[Begin]

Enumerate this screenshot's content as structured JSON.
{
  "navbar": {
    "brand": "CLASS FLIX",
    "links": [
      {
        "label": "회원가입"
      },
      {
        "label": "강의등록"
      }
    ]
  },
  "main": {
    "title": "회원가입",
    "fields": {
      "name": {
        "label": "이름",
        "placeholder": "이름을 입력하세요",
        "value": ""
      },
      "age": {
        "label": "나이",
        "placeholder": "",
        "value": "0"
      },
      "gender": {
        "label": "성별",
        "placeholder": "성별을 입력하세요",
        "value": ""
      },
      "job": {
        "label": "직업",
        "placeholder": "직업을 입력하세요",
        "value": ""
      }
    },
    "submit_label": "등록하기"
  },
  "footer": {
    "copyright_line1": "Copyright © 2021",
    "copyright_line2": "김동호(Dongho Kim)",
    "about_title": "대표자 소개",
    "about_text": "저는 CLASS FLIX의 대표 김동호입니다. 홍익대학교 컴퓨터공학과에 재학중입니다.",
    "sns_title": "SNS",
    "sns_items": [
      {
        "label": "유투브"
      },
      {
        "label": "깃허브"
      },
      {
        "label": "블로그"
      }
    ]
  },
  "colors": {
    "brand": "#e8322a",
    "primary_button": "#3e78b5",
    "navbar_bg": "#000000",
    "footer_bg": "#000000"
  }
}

[End]

All of the data needs to be reproduced exactly, with no line missing.

Enumerate this screenshot's content as structured JSON.
{
  "navbar": {
    "brand": "CLASS FLIX",
    "links": [
      {
        "label": "회원가입"
      },
      {
        "label": "강의등록"
      }
    ]
  },
  "main": {
    "title": "회원가입",
    "fields": {
      "name": {
        "label": "이름",
        "placeholder": "이름을 입력하세요",
        "value": ""
      },
      "age": {
        "label": "나이",
        "placeholder": "",
        "value": "0"
      },
      "gender": {
        "label": "성별",
        "placeholder": "성별을 입력하세요",
        "value": ""
      },
      "job": {
        "label": "직업",
        "placeholder": "직업을 입력하세요",
        "value": ""
      }
    },
    "submit_label": "등록하기"
  },
  "footer": {
    "copyright_line1": "Copyright © 2021",
    "copyright_line2": "김동호(Dongho Kim)",
    "about_title": "대표자 소개",
    "about_text": "저는 CLASS FLIX의 대표 김동호입니다. 홍익대학교 컴퓨터공학과에 재학중입니다.",
    "sns_title": "SNS",
    "sns_items": [
      {
        "label": "유투브"
      },
      {
        "label": "깃허브"
      },
      {
        "label": "블로그"
      }
    ]
  },
  "colors": {
    "brand": "#e8322a",
    "primary_button": "#3e78b5",
    "navbar_bg": "#000000",
    "footer_bg": "#000000"
  }
}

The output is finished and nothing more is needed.